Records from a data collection
•••
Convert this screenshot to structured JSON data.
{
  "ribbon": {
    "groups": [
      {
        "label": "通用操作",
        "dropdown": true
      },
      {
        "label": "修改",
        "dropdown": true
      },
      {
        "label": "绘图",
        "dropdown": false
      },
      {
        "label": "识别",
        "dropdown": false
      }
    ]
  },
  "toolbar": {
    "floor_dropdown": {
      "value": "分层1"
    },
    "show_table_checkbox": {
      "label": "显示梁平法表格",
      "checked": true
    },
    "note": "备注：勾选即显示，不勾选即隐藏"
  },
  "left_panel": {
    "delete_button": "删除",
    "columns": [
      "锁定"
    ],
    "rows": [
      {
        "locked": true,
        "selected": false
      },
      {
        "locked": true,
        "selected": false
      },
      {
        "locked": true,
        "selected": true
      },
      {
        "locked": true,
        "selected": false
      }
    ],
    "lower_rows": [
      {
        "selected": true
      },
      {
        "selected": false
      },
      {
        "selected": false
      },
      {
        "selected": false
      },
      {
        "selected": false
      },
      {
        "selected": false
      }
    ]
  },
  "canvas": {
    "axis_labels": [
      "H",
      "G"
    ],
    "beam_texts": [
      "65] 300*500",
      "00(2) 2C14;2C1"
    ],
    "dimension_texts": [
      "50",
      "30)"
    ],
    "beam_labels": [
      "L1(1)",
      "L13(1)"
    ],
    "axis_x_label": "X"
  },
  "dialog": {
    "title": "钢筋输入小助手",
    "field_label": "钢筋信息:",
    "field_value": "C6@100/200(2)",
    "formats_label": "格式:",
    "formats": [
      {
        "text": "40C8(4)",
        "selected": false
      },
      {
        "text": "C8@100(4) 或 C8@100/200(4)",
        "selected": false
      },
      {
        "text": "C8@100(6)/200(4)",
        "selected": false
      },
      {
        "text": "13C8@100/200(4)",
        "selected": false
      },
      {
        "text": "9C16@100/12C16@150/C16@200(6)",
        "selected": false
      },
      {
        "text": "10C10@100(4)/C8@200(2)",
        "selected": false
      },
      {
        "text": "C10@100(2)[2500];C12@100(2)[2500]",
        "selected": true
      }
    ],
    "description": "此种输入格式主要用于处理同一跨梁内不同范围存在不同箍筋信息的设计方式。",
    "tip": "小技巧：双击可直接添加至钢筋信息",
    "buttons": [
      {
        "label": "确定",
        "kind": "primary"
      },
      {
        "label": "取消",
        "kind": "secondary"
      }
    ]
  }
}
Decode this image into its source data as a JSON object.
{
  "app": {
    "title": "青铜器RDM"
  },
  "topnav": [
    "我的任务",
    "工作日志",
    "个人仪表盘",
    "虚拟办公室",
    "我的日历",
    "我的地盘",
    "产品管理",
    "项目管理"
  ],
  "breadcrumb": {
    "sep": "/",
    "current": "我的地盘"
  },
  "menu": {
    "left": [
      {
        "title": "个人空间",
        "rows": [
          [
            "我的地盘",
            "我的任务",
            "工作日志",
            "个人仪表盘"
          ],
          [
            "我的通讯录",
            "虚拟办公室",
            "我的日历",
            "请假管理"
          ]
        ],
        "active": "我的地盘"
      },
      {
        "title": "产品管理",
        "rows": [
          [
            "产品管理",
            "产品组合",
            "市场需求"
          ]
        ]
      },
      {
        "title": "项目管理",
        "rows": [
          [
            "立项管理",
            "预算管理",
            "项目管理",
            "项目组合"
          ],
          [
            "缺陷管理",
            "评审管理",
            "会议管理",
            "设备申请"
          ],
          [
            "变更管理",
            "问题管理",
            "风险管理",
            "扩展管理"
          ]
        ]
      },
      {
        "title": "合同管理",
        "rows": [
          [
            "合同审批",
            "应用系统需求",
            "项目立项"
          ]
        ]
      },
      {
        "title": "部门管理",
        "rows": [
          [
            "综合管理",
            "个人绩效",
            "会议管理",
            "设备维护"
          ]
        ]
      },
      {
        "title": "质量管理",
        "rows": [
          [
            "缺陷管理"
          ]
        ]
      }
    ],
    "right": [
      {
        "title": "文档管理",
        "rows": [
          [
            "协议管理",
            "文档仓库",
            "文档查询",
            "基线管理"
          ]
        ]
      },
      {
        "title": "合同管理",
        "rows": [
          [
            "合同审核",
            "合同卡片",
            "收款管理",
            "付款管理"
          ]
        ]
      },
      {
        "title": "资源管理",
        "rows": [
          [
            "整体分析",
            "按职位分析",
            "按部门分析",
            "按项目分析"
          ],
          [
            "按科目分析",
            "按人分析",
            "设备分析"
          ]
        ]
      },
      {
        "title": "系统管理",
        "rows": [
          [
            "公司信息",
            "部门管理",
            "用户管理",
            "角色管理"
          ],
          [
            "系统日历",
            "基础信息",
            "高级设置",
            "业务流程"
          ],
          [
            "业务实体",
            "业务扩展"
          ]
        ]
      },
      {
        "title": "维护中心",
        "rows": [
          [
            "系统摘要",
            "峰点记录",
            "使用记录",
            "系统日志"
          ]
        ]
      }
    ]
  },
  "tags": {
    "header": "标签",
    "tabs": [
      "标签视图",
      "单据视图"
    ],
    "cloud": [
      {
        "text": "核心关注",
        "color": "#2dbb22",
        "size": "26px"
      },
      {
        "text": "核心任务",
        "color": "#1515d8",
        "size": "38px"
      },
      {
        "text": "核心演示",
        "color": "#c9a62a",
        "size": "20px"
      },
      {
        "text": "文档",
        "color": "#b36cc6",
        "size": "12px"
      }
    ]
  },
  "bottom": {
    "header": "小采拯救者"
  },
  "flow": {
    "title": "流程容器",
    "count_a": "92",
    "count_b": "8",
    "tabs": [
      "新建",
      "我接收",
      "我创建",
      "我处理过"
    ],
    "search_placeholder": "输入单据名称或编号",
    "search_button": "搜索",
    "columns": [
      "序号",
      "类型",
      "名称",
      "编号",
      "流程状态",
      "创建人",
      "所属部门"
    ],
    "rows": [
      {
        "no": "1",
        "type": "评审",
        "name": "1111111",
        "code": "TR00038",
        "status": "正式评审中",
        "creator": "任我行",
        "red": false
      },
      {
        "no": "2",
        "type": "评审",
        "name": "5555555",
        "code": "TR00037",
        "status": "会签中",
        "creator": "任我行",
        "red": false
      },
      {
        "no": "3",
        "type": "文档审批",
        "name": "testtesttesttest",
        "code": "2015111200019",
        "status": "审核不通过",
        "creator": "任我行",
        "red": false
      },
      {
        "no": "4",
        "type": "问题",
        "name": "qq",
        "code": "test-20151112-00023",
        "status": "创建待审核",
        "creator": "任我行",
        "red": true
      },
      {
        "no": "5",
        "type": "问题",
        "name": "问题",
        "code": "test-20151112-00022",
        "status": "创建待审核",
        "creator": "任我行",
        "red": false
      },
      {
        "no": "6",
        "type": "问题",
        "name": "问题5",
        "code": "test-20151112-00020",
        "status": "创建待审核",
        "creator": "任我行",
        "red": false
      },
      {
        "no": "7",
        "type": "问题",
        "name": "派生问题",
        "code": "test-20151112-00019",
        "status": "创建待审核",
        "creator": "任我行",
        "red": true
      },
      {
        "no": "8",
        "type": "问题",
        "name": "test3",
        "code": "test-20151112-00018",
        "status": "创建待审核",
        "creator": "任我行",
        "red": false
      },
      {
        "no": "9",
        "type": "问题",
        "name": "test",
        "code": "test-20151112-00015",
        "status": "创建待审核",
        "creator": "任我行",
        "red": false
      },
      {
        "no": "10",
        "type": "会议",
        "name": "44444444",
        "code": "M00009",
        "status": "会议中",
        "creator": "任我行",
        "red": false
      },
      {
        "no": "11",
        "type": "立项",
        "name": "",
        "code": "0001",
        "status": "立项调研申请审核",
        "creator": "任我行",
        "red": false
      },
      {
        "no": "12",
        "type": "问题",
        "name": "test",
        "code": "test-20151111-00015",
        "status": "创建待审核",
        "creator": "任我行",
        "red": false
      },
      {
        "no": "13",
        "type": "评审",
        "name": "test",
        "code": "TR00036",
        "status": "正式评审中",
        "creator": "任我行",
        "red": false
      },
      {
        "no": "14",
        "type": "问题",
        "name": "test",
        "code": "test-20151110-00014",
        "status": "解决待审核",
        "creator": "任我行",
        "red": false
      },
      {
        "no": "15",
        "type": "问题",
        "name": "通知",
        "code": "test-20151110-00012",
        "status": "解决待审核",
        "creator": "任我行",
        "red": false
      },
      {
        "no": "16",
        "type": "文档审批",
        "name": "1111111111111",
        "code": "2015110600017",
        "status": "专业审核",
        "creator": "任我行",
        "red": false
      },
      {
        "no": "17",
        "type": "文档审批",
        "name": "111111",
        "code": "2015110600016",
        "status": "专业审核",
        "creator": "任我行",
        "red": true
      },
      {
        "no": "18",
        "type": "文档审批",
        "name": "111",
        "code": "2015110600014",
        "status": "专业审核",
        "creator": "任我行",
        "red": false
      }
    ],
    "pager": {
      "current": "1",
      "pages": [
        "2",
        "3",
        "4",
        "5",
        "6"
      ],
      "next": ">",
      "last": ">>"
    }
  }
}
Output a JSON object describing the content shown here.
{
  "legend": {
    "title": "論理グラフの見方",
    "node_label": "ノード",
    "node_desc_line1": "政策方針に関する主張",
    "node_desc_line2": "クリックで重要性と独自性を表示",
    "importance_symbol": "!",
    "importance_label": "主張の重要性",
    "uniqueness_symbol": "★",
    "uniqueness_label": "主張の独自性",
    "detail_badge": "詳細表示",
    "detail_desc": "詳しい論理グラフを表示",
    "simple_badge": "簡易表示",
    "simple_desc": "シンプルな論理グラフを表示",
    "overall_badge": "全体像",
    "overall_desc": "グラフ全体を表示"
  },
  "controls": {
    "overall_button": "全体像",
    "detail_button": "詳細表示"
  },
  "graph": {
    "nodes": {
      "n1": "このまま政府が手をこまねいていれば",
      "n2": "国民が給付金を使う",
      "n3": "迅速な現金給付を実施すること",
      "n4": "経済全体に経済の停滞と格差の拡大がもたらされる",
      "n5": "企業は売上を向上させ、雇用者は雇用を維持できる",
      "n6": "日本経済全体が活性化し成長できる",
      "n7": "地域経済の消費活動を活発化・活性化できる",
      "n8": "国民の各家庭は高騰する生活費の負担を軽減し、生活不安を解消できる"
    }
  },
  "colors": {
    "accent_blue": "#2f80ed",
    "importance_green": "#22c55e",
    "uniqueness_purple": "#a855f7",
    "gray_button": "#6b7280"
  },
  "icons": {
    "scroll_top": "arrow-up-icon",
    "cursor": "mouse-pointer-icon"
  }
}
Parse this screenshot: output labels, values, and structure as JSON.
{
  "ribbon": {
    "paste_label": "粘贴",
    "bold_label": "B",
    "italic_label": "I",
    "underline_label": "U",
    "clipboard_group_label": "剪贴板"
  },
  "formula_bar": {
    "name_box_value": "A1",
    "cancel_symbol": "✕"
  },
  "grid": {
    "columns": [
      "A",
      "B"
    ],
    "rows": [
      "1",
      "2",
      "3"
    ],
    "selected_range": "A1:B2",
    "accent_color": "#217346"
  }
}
•••
GOAL OF THE EXERCISE
Word for word, quote the lines from the line containing "Parse this screenshot: output" through the end of the material, both included, and nothing else.

THE RESPONSE
Parse this screenshot: output labels, values, and structure as JSON.
{
  "ribbon": {
    "paste_label": "粘贴",
    "bold_label": "B",
    "italic_label": "I",
    "underline_label": "U",
    "clipboard_group_label": "剪贴板"
  },
  "formula_bar": {
    "name_box_value": "A1",
    "cancel_symbol": "✕"
  },
  "grid": {
    "columns": [
      "A",
      "B"
    ],
    "rows": [
      "1",
      "2",
      "3"
    ],
    "selected_range": "A1:B2",
    "accent_color": "#217346"
  }
}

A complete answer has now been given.